[TASK DIRECTIONS] Report all lines from the entries below in which "name" appears.

_____

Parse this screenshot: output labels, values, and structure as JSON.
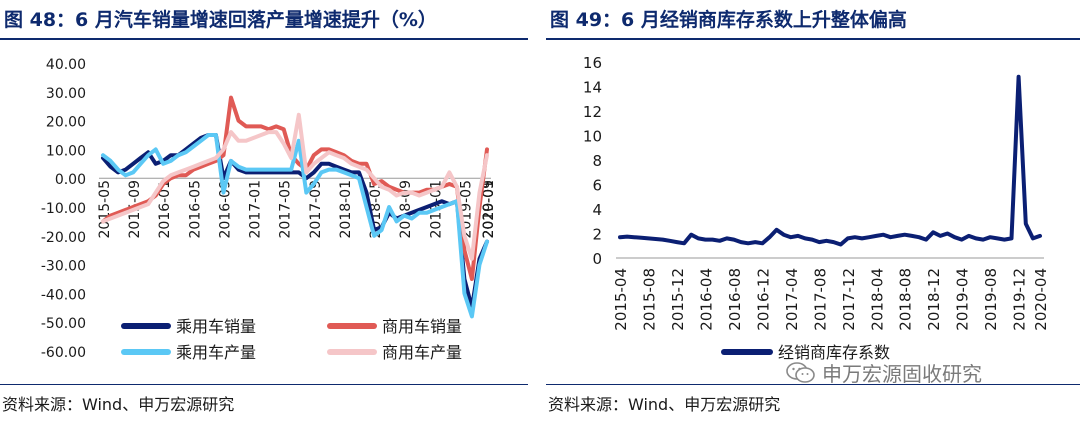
{
  "left_panel": {
    "title": "图 48：6 月汽车销量增速回落产量增速提升（%）",
    "source": "资料来源：Wind、申万宏源研究"
  },
  "right_panel": {
    "title": "图 49：6 月经销商库存系数上升整体偏高",
    "source": "资料来源：Wind、申万宏源研究"
  },
  "watermark": {
    "text": "申万宏源固收研究",
    "icon": "wechat-icon"
  },
  "chart_data": [
    {
      "type": "line",
      "title": "图 48：6 月汽车销量增速回落产量增速提升（%）",
      "xlabel": "",
      "ylabel": "",
      "ylim": [
        -60,
        40
      ],
      "yticks": [
        "40.00",
        "30.00",
        "20.00",
        "10.00",
        "0.00",
        "-10.00",
        "-20.00",
        "-30.00",
        "-40.00",
        "-50.00",
        "-60.00"
      ],
      "x_ticks": [
        "2015-05",
        "2015-09",
        "2016-01",
        "2016-05",
        "2016-09",
        "2017-01",
        "2017-05",
        "2017-09",
        "2018-01",
        "2018-05",
        "2018-09",
        "2019-01",
        "2019-05",
        "2019-09",
        "2020-01",
        "2020-05"
      ],
      "x_start": "2015-05",
      "legend_position": "bottom",
      "grid": false,
      "series": [
        {
          "name": "乘用车销量",
          "color": "#0b1f73",
          "width": 4,
          "values": [
            7,
            4,
            2,
            3,
            5,
            7,
            9,
            5,
            6,
            8,
            8,
            10,
            12,
            14,
            15,
            15,
            0,
            6,
            3,
            2,
            2,
            2,
            2,
            2,
            2,
            2,
            2,
            0,
            2,
            5,
            5,
            4,
            3,
            2,
            2,
            -5,
            -18,
            -17,
            -12,
            -14,
            -13,
            -12,
            -11,
            -10,
            -9,
            -8,
            -9,
            -8,
            -35,
            -45,
            -28,
            -22
          ]
        },
        {
          "name": "商用车销量",
          "color": "#e05a55",
          "width": 4,
          "values": [
            -15,
            -13,
            -12,
            -11,
            -10,
            -9,
            -8,
            -6,
            -2,
            0,
            1,
            1,
            3,
            4,
            5,
            6,
            8,
            28,
            20,
            18,
            18,
            18,
            17,
            18,
            17,
            8,
            5,
            3,
            8,
            10,
            10,
            9,
            8,
            6,
            5,
            5,
            -2,
            -1,
            -3,
            -4,
            -5,
            -5,
            -5,
            -4,
            -4,
            -3,
            -2,
            -3,
            -25,
            -35,
            -10,
            10
          ]
        },
        {
          "name": "乘用车产量",
          "color": "#5bc8f5",
          "width": 4,
          "values": [
            8,
            6,
            3,
            1,
            2,
            5,
            8,
            10,
            5,
            6,
            8,
            9,
            11,
            13,
            15,
            15,
            -5,
            6,
            4,
            3,
            3,
            3,
            3,
            3,
            3,
            3,
            13,
            -5,
            -2,
            2,
            3,
            3,
            2,
            1,
            0,
            -10,
            -20,
            -18,
            -10,
            -15,
            -13,
            -14,
            -12,
            -12,
            -11,
            -10,
            -9,
            -8,
            -40,
            -48,
            -30,
            -22
          ]
        },
        {
          "name": "商用车产量",
          "color": "#f5c6c8",
          "width": 4,
          "values": [
            -15,
            -14,
            -13,
            -12,
            -11,
            -10,
            -9,
            -5,
            -1,
            1,
            2,
            3,
            4,
            5,
            6,
            7,
            10,
            16,
            13,
            13,
            14,
            15,
            16,
            16,
            12,
            7,
            22,
            2,
            5,
            7,
            9,
            8,
            7,
            5,
            4,
            3,
            0,
            -3,
            -4,
            -6,
            -5,
            -5,
            -6,
            -5,
            -4,
            -3,
            2,
            -3,
            -20,
            -28,
            -5,
            8
          ]
        }
      ]
    },
    {
      "type": "line",
      "title": "图 49：6 月经销商库存系数上升整体偏高",
      "xlabel": "",
      "ylabel": "",
      "ylim": [
        0,
        16
      ],
      "yticks": [
        "16",
        "14",
        "12",
        "10",
        "8",
        "6",
        "4",
        "2",
        "0"
      ],
      "x_ticks": [
        "2015-04",
        "2015-08",
        "2015-12",
        "2016-04",
        "2016-08",
        "2016-12",
        "2017-04",
        "2017-08",
        "2017-12",
        "2018-04",
        "2018-08",
        "2018-12",
        "2019-04",
        "2019-08",
        "2019-12",
        "2020-04"
      ],
      "x_start": "2015-04",
      "legend_position": "bottom",
      "grid": false,
      "series": [
        {
          "name": "经销商库存系数",
          "color": "#0b1f73",
          "width": 4,
          "values": [
            1.7,
            1.75,
            1.7,
            1.65,
            1.6,
            1.55,
            1.5,
            1.4,
            1.3,
            1.2,
            1.9,
            1.6,
            1.5,
            1.5,
            1.4,
            1.6,
            1.5,
            1.3,
            1.2,
            1.3,
            1.2,
            1.7,
            2.3,
            1.9,
            1.7,
            1.8,
            1.6,
            1.5,
            1.3,
            1.4,
            1.3,
            1.1,
            1.6,
            1.7,
            1.6,
            1.7,
            1.8,
            1.9,
            1.7,
            1.8,
            1.9,
            1.8,
            1.7,
            1.5,
            2.1,
            1.8,
            2.0,
            1.7,
            1.5,
            1.8,
            1.6,
            1.5,
            1.7,
            1.6,
            1.5,
            1.6,
            14.8,
            2.8,
            1.6,
            1.8
          ]
        }
      ]
    }
  ]
}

_____

[RESULT]
          "name": "乘用车销量",
          "name": "商用车销量",
          "name": "乘用车产量",
          "name": "商用车产量",
          "name": "经销商库存系数",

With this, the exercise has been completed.